- _SHORT PROBLEM_
Reproduce every record below exactly as written, leaving out any pictures.

═══ WORKING DATA ═══

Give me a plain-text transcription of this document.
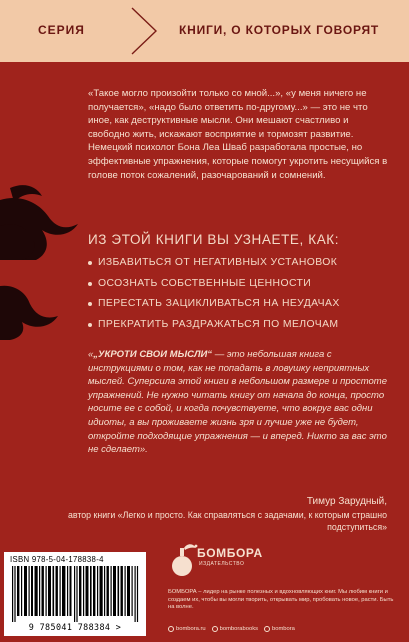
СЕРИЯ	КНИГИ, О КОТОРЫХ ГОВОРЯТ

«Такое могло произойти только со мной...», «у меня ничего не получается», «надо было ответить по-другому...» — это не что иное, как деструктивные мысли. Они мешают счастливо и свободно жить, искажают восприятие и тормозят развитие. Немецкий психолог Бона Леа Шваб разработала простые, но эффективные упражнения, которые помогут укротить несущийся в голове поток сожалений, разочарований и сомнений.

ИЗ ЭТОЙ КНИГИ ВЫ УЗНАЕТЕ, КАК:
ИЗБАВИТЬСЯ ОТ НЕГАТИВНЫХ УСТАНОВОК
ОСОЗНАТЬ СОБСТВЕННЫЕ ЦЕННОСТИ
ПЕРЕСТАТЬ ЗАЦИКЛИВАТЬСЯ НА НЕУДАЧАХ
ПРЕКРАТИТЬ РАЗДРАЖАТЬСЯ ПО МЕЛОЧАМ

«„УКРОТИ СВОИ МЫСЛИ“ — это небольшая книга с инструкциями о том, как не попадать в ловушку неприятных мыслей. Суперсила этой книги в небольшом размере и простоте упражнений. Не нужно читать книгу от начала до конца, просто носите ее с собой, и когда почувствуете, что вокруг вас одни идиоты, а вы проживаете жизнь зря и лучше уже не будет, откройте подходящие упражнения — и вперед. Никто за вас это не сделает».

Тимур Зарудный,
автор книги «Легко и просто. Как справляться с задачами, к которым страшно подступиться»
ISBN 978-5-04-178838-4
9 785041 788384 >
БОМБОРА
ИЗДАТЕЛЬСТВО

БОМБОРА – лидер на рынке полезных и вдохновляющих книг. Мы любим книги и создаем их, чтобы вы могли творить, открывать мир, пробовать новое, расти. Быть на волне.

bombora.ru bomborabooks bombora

═══

- _OUTPUT OF THE EXERCISE_
Give me a plain-text transcription of this document.
СЕРИЯ	КНИГИ, О КОТОРЫХ ГОВОРЯТ

«Такое могло произойти только со мной...», «у меня ничего не получается», «надо было ответить по-другому...» — это не что иное, как деструктивные мысли. Они мешают счастливо и свободно жить, искажают восприятие и тормозят развитие. Немецкий психолог Бона Леа Шваб разработала простые, но эффективные упражнения, которые помогут укротить несущийся в голове поток сожалений, разочарований и сомнений.

ИЗ ЭТОЙ КНИГИ ВЫ УЗНАЕТЕ, КАК:
ИЗБАВИТЬСЯ ОТ НЕГАТИВНЫХ УСТАНОВОК
ОСОЗНАТЬ СОБСТВЕННЫЕ ЦЕННОСТИ
ПЕРЕСТАТЬ ЗАЦИКЛИВАТЬСЯ НА НЕУДАЧАХ
ПРЕКРАТИТЬ РАЗДРАЖАТЬСЯ ПО МЕЛОЧАМ

«„УКРОТИ СВОИ МЫСЛИ“ — это небольшая книга с инструкциями о том, как не попадать в ловушку неприятных мыслей. Суперсила этой книги в небольшом размере и простоте упражнений. Не нужно читать книгу от начала до конца, просто носите ее с собой, и когда почувствуете, что вокруг вас одни идиоты, а вы проживаете жизнь зря и лучше уже не будет, откройте подходящие упражнения — и вперед. Никто за вас это не сделает».

Тимур Зарудный,
автор книги «Легко и просто. Как справляться с задачами, к которым страшно подступиться»
ISBN 978-5-04-178838-4
9 785041 788384 >
БОМБОРА
ИЗДАТЕЛЬСТВО

БОМБОРА – лидер на рынке полезных и вдохновляющих книг. Мы любим книги и создаем их, чтобы вы могли творить, открывать мир, пробовать новое, расти. Быть на волне.

bombora.ru bomborabooks bombora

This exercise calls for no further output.